Page extract >>
My dh was in a similar situation as your DP, in a job that he didn't like and would moan about it but not do anything to change the situation. He was also suffering from depression but refused to go to the doctors. At the same time I was trying to further career and I believe that my dh changed his mindset once he saw that I was progressing up the ladder (through sideways moves and promotions). I also suffer from depression but I think that the fact I was able to push through it and channel my energies into working on my career gave him the impetus to do the same.

You've said that you've made several suggestions to DP including going to the doctors but DP hasn't taken them forward. I would hold off on making any more suggestions and focus on progressing your career, which you seem keen to do, as this might encourage DP and you will be happy in yourself for moving further up the ladder with hopefully the additional income you would like.

As you had stated that you do a large proportion of the housework maybe you should get DP to chip in a bit more? He might not talk about work as much if he has things to do around the house.

averythinline · 30/04/2019 10:16

I get where your coming from that would drive me mad as welll.... 2 years of moaning and not doing.... howvere as 40 yr old hes maybe got stuck in a rut.... but you havent - why are you doing everything for him hes not your child.... honestly you sound like you've got lots of drive focus on where you are going and what you are doing...

he may never come with you though...and you need to think ahead do you want this in 5yrs/10yrs/20 yrs......dont waste your energy and drive..
maybe your happy for him to stay on 28k and he can pick up more of teh household stuff as you invest in yourself.. and your families future

you ae younger, have energy and drive dont waste it...it seems this is less about teh money and more about drive and ambition...which seem incompatible at the moment... would you be happy if he was on £28k and just not moaning about it so much?

you cant change him only what you do about it....you only have one life is this what you want from it....

AnchorDownDeepBreath · 30/04/2019 10:26

Realistically, he's probably been out of the consultants game too long to walk back into it, especially as he's now tsk a hefty drop to half his salary in a very different line of work.

Consultant work is also pretty stressful and it may be that he doesn't want that anymore, but he misses the salary. Or it could be that he does want that, but doesn't feel he's got the skills and relevant experience anymore.

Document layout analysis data
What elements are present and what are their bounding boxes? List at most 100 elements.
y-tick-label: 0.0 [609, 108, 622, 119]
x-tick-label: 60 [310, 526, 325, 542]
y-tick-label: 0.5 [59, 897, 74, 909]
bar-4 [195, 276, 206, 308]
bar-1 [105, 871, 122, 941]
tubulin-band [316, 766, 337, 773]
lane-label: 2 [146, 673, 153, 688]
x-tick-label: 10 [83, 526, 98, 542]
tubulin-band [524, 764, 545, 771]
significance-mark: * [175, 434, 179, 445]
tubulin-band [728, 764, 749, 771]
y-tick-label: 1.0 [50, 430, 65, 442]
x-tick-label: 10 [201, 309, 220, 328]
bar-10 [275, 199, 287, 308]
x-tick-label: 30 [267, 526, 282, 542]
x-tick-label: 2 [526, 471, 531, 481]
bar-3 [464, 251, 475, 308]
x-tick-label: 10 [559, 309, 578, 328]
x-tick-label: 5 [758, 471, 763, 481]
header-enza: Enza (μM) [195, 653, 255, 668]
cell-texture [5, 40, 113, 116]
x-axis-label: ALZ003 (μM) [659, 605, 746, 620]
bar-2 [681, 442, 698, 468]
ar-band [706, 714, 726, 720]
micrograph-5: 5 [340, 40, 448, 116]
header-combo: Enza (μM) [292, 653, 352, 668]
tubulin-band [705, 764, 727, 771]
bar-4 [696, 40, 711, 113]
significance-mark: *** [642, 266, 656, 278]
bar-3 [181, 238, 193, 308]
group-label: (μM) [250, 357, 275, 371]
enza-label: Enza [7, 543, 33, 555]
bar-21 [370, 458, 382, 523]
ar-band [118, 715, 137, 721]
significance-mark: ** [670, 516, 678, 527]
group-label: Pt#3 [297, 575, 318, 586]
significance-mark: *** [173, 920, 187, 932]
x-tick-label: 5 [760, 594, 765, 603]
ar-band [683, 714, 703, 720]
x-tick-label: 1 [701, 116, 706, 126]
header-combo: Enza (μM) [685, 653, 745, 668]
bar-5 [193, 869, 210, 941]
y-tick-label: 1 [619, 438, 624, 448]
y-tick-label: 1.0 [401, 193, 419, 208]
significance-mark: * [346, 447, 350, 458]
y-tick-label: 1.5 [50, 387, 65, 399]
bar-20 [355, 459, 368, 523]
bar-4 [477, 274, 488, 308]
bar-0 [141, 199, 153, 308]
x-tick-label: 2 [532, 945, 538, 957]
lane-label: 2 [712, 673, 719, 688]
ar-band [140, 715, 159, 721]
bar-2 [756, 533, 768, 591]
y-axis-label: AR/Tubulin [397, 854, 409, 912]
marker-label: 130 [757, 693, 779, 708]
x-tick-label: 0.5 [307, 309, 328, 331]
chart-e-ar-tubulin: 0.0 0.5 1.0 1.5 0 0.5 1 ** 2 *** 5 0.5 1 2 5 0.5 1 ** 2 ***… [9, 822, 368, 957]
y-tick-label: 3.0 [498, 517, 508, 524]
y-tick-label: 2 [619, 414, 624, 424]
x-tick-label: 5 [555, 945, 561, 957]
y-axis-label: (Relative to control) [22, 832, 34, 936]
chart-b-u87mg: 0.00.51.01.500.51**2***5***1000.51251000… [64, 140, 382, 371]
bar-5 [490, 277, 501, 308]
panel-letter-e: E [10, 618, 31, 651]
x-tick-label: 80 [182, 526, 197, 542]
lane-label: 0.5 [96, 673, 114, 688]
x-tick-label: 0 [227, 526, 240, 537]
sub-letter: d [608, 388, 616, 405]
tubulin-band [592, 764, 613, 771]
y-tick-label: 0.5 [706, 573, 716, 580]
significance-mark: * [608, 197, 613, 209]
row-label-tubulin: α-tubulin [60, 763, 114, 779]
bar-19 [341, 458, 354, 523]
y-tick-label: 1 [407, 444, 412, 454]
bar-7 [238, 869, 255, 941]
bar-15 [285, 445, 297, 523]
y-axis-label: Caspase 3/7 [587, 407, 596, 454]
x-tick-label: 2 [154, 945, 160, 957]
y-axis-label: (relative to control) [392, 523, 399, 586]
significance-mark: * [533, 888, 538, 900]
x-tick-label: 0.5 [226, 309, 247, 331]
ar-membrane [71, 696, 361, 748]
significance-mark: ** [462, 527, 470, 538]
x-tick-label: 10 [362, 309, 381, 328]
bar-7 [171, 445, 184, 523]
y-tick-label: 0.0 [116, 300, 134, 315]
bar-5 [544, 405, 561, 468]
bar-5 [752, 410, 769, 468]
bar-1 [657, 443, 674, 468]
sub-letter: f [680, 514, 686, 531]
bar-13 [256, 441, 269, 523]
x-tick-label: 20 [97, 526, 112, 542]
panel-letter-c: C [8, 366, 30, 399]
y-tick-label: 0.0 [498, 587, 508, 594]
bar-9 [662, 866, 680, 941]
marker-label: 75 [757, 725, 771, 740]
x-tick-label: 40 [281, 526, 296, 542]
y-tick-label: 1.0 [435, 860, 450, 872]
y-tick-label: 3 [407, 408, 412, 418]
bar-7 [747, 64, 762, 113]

Tasks >>
1 > Based on the forum thread, say whether each statement agrees with it: (a) the first poster's dh refused to see a doctor about his depression; (b) averythinline gives the partner's age as 40; (c) AnchorDownDeepBreath thinks the partner could easily return to consultant work. Answer yes or no for each, quoting the deciding words.
2 > Go on with the forum thread about a partner stuck in a job he dislikes, starting after its final sentence.

List of answers >>
1 >
(a) Yes: "He was also suffering from depression but refused to go to the doctors."
(b) Yes: "as 40 yr old hes maybe got stuck in a rut"
(c) No: "he's probably been out of the consultants game too long to walk back into it"

2 >
At the end of the day, though, you're doing all you can. You can't make him apply, and he's unlikely to get or keep the job if really he doesn't want to and he's lacking motivation and confidence.

If it's a wage problem, I'd focus on your career and support him when he's ready to make a change.

If it's that he seems sad and mentions this a lot, you might need to talk to him about whether he's just letting off steam, and if so, how he can do that so that he's not winding either of you up.

tanpestryfirescreen · 30/04/2019 10:31

he used to work as a consultant travelling around and was on amazing money

Lots of time away?
Didn't see family?
Different hotel every night?
Lots of travelling?

I do this and I would seriously consider giving it up for less money but more time at home.

NoIDontWatchLoveIsland · 30/04/2019 10:46

Has he got other reasons to retain this job? I could earn more, but stay in my current role as the hours are flexible, plus I have benefits which suit us as a family & a good pension scheme. My DH is in a similar position, he could earn (a lot) more, but it would mean more stress & responsibility, more risk of redundancy, and longer hours generally, plus more travel away from home. I understand why he's making the choice he is, there's a balance in life.

SalemShadow · 30/04/2019 11:20

What do you do for a living OP? What income are you on and what jobs plus salary are you applying for? Sometimes the women have to be the breadwinners.

Snog · 30/04/2019 14:18

Maybe the current job has dented his confidence. It's not easy to find a new job when you feel down even though it may well help you feel better once you get it.